▶ [Problem description]
Copy the data that follows, character for character, minus the pictures.

▶ [Raw records]
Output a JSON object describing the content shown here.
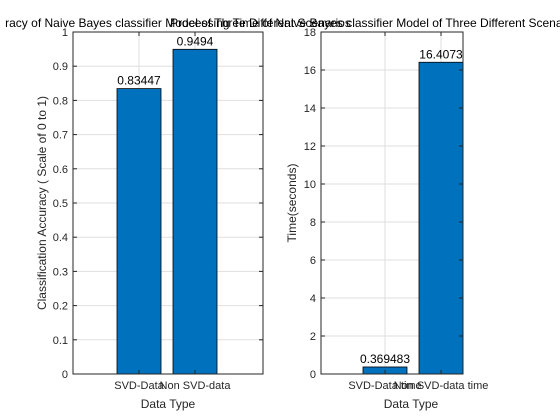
{
  "chart_data": [
    {
      "type": "bar",
      "title": "racy of Naive Bayes classifier Model of Three Different Scenarios",
      "xlabel": "Data Type",
      "ylabel": "Classification Accuracy ( Scale of 0 to 1)",
      "categories": [
        "SVD-Data",
        "Non SVD-data"
      ],
      "values": [
        0.83447,
        0.9494
      ],
      "data_labels": [
        "0.83447",
        "0.9494"
      ],
      "ylim": [
        0,
        1
      ],
      "yticks": [
        0,
        0.1,
        0.2,
        0.3,
        0.4,
        0.5,
        0.6,
        0.7,
        0.8,
        0.9,
        1
      ],
      "ytick_labels": [
        "0",
        "0.1",
        "0.2",
        "0.3",
        "0.4",
        "0.5",
        "0.6",
        "0.7",
        "0.8",
        "0.9",
        "1"
      ],
      "grid": true,
      "bar_color": "#0072BD"
    },
    {
      "type": "bar",
      "title": "Processing Time of Naive Bayes classifier Model of Three Different Scenarios",
      "xlabel": "Data Type",
      "ylabel": "Time(seconds)",
      "categories": [
        "SVD-Data time",
        "Non SVD-data time"
      ],
      "values": [
        0.369483,
        16.4073
      ],
      "data_labels": [
        "0.369483",
        "16.4073"
      ],
      "ylim": [
        0,
        18
      ],
      "yticks": [
        0,
        2,
        4,
        6,
        8,
        10,
        12,
        14,
        16,
        18
      ],
      "ytick_labels": [
        "0",
        "2",
        "4",
        "6",
        "8",
        "10",
        "12",
        "14",
        "16",
        "18"
      ],
      "grid": true,
      "bar_color": "#0072BD"
    }
  ]
}
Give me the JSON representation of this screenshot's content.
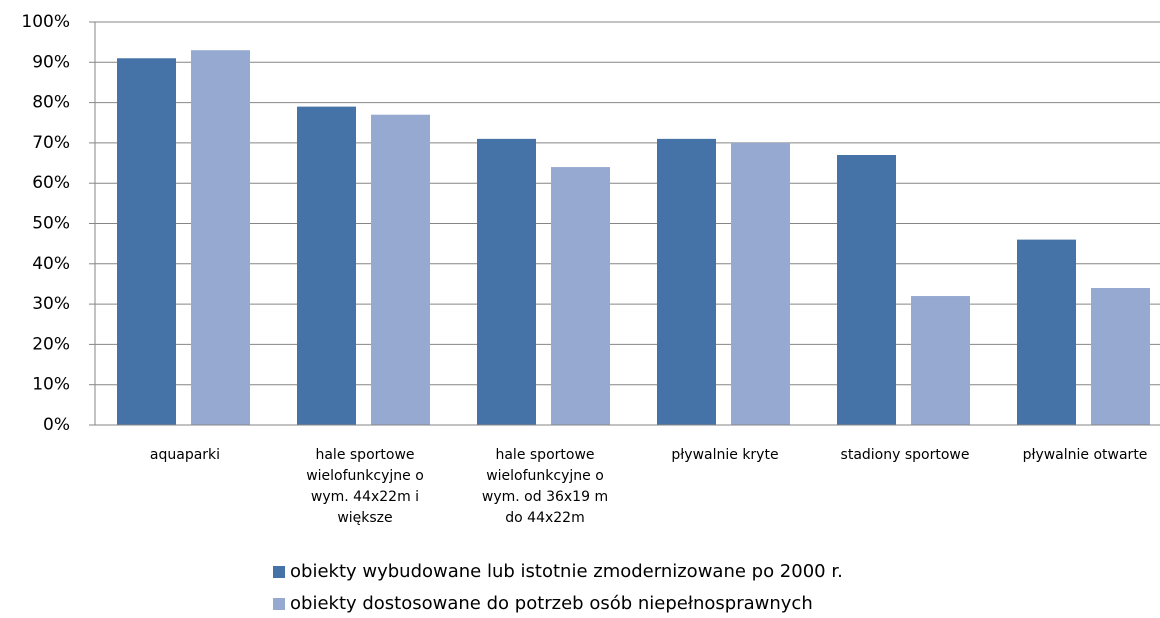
{
  "chart_data": {
    "type": "bar",
    "categories": [
      "aquaparki",
      "hale sportowe wielofunkcyjne o wym. 44x22m i większe",
      "hale sportowe wielofunkcyjne o wym. od 36x19 m do 44x22m",
      "pływalnie kryte",
      "stadiony sportowe",
      "pływalnie otwarte"
    ],
    "series": [
      {
        "name": "obiekty wybudowane lub istotnie zmodernizowane po 2000 r.",
        "color": "#4572a7",
        "values": [
          91,
          79,
          71,
          71,
          67,
          46
        ]
      },
      {
        "name": "obiekty dostosowane do potrzeb osób niepełnosprawnych",
        "color": "#95a9d1",
        "values": [
          93,
          77,
          64,
          70,
          32,
          34
        ]
      }
    ],
    "ylim": [
      0,
      100
    ],
    "yticks": [
      {
        "value": 0,
        "label": "0%"
      },
      {
        "value": 10,
        "label": "10%"
      },
      {
        "value": 20,
        "label": "20%"
      },
      {
        "value": 30,
        "label": "30%"
      },
      {
        "value": 40,
        "label": "40%"
      },
      {
        "value": 50,
        "label": "50%"
      },
      {
        "value": 60,
        "label": "60%"
      },
      {
        "value": 70,
        "label": "70%"
      },
      {
        "value": 80,
        "label": "80%"
      },
      {
        "value": 90,
        "label": "90%"
      },
      {
        "value": 100,
        "label": "100%"
      }
    ],
    "grid": true,
    "legend": "bottom"
  }
}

▶ [Correct answer]
Output a JSON object describing the content shown here.
{
  "chart_data": [
    {
      "type": "bar",
      "title": "racy of Naive Bayes classifier Model of Three Different Scenarios",
      "xlabel": "Data Type",
      "ylabel": "Classification Accuracy ( Scale of 0 to 1)",
      "categories": [
        "SVD-Data",
        "Non SVD-data"
      ],
      "values": [
        0.83447,
        0.9494
      ],
      "data_labels": [
        "0.83447",
        "0.9494"
      ],
      "ylim": [
        0,
        1
      ],
      "yticks": [
        0,
        0.1,
        0.2,
        0.3,
        0.4,
        0.5,
        0.6,
        0.7,
        0.8,
        0.9,
        1
      ],
      "ytick_labels": [
        "0",
        "0.1",
        "0.2",
        "0.3",
        "0.4",
        "0.5",
        "0.6",
        "0.7",
        "0.8",
        "0.9",
        "1"
      ],
      "grid": true,
      "bar_color": "#0072BD"
    },
    {
      "type": "bar",
      "title": "Processing Time of Naive Bayes classifier Model of Three Different Scenarios",
      "xlabel": "Data Type",
      "ylabel": "Time(seconds)",
      "categories": [
        "SVD-Data time",
        "Non SVD-data time"
      ],
      "values": [
        0.369483,
        16.4073
      ],
      "data_labels": [
        "0.369483",
        "16.4073"
      ],
      "ylim": [
        0,
        18
      ],
      "yticks": [
        0,
        2,
        4,
        6,
        8,
        10,
        12,
        14,
        16,
        18
      ],
      "ytick_labels": [
        "0",
        "2",
        "4",
        "6",
        "8",
        "10",
        "12",
        "14",
        "16",
        "18"
      ],
      "grid": true,
      "bar_color": "#0072BD"
    }
  ]
}
Give me the JSON representation of this screenshot's content.
{
  "chart_data": {
    "type": "bar",
    "categories": [
      "aquaparki",
      "hale sportowe wielofunkcyjne o wym. 44x22m i większe",
      "hale sportowe wielofunkcyjne o wym. od 36x19 m do 44x22m",
      "pływalnie kryte",
      "stadiony sportowe",
      "pływalnie otwarte"
    ],
    "series": [
      {
        "name": "obiekty wybudowane lub istotnie zmodernizowane po 2000 r.",
        "color": "#4572a7",
        "values": [
          91,
          79,
          71,
          71,
          67,
          46
        ]
      },
      {
        "name": "obiekty dostosowane do potrzeb osób niepełnosprawnych",
        "color": "#95a9d1",
        "values": [
          93,
          77,
          64,
          70,
          32,
          34
        ]
      }
    ],
    "ylim": [
      0,
      100
    ],
    "yticks": [
      {
        "value": 0,
        "label": "0%"
      },
      {
        "value": 10,
        "label": "10%"
      },
      {
        "value": 20,
        "label": "20%"
      },
      {
        "value": 30,
        "label": "30%"
      },
      {
        "value": 40,
        "label": "40%"
      },
      {
        "value": 50,
        "label": "50%"
      },
      {
        "value": 60,
        "label": "60%"
      },
      {
        "value": 70,
        "label": "70%"
      },
      {
        "value": 80,
        "label": "80%"
      },
      {
        "value": 90,
        "label": "90%"
      },
      {
        "value": 100,
        "label": "100%"
      }
    ],
    "grid": true,
    "legend": "bottom"
  }
}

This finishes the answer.